◆ What is expected ◆
Return every line of the records below that contains the word "with", copying each line in full. Case counts.

◆ Data excerpts ◆

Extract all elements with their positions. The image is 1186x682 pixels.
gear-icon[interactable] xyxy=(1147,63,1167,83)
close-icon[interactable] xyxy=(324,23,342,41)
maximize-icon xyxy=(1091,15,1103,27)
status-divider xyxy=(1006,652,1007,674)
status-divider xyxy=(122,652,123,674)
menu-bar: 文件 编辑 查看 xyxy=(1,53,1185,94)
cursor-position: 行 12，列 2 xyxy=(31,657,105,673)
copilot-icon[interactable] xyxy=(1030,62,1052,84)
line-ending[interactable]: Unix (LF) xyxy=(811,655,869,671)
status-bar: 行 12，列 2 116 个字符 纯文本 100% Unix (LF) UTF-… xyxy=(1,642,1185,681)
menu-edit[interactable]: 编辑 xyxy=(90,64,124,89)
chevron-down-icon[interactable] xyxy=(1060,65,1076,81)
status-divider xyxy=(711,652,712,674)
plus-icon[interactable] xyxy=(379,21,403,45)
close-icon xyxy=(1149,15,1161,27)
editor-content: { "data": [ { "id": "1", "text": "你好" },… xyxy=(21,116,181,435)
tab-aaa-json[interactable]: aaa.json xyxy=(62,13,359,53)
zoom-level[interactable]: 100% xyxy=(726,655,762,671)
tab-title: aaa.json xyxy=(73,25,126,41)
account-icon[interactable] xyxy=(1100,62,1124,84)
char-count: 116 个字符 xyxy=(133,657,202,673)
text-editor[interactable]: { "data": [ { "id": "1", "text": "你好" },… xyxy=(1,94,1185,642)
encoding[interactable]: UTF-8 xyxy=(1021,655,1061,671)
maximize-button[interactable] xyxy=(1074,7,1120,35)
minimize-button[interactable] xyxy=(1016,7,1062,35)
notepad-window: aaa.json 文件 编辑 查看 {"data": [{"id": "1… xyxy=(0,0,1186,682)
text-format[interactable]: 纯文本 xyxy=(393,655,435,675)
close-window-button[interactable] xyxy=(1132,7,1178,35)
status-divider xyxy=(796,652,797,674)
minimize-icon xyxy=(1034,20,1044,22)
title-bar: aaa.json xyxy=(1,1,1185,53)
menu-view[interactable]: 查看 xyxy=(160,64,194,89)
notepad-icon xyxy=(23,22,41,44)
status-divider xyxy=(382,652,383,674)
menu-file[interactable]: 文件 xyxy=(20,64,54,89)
==
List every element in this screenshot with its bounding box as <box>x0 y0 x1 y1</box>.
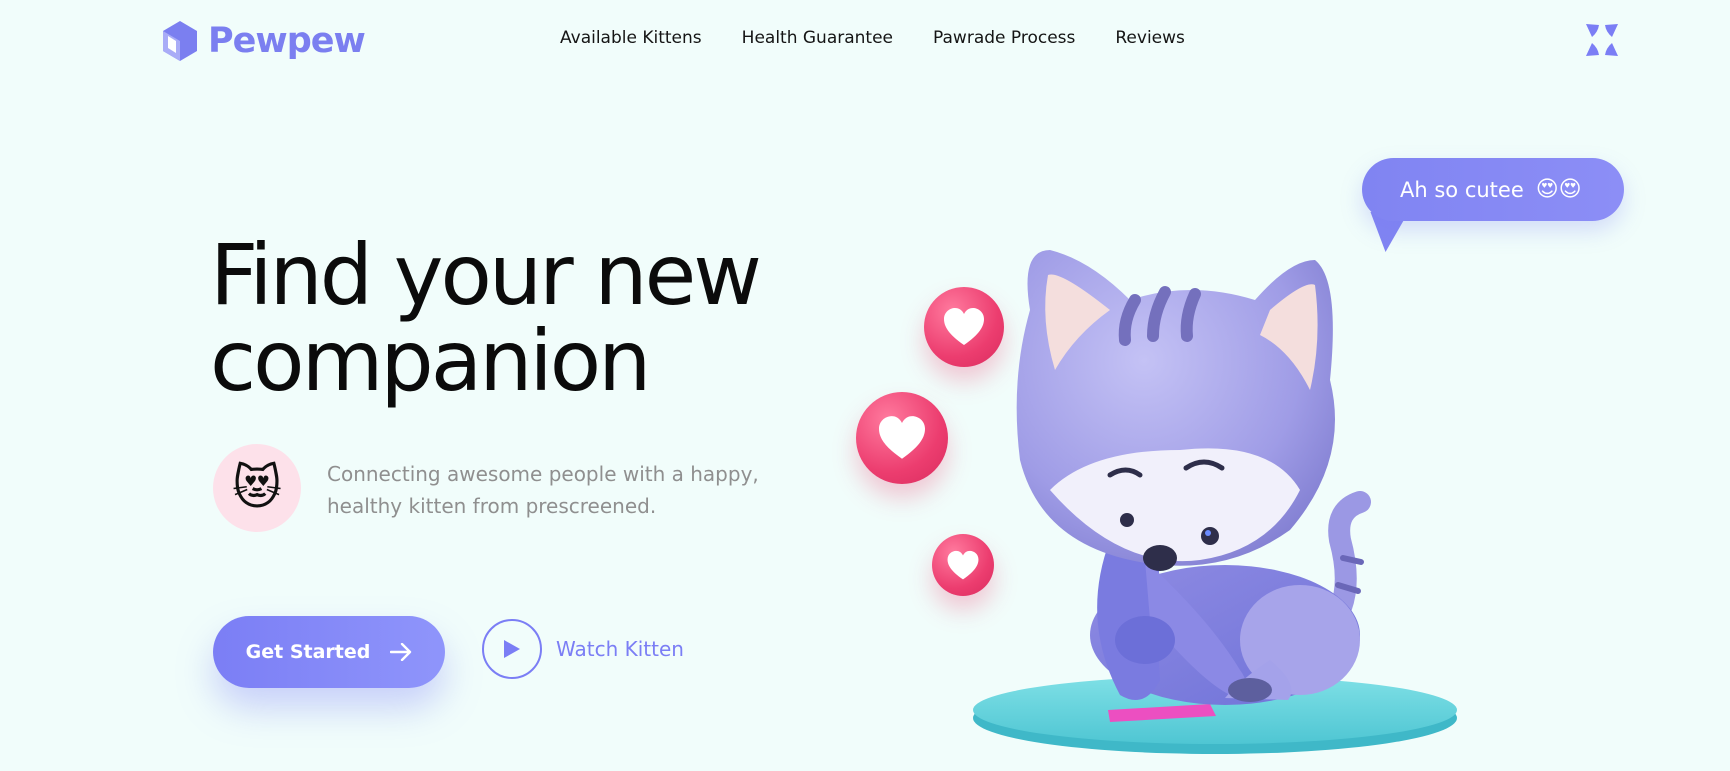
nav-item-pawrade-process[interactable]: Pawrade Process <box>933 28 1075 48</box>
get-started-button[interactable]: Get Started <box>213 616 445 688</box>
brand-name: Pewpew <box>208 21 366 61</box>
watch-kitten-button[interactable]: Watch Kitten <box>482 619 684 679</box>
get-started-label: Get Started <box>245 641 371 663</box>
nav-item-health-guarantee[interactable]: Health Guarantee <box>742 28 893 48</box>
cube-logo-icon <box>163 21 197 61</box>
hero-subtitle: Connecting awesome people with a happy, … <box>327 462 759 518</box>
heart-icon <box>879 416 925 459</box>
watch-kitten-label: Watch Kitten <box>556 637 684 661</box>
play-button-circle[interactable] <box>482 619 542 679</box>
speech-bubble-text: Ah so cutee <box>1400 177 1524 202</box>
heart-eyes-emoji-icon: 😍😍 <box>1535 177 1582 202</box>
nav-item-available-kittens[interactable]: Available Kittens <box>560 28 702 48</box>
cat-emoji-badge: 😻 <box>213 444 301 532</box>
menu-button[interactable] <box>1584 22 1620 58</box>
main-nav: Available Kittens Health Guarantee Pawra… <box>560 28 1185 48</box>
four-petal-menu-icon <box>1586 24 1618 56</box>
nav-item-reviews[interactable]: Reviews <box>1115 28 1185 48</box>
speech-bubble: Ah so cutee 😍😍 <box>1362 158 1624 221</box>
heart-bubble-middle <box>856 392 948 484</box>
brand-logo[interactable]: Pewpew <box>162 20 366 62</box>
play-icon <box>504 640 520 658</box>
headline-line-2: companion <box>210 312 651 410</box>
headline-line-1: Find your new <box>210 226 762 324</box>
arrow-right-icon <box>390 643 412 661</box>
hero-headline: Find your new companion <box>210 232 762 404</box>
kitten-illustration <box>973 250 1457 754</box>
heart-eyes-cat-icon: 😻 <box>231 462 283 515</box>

◆ Problem solution ◆
Extract all elements with their positions. The image is 1186x682 pixels.
List every element in this screenshot with its bounding box as <box>x0 y0 x1 y1</box>.
hero-subtitle: Connecting awesome people with a happy, … <box>327 462 759 518</box>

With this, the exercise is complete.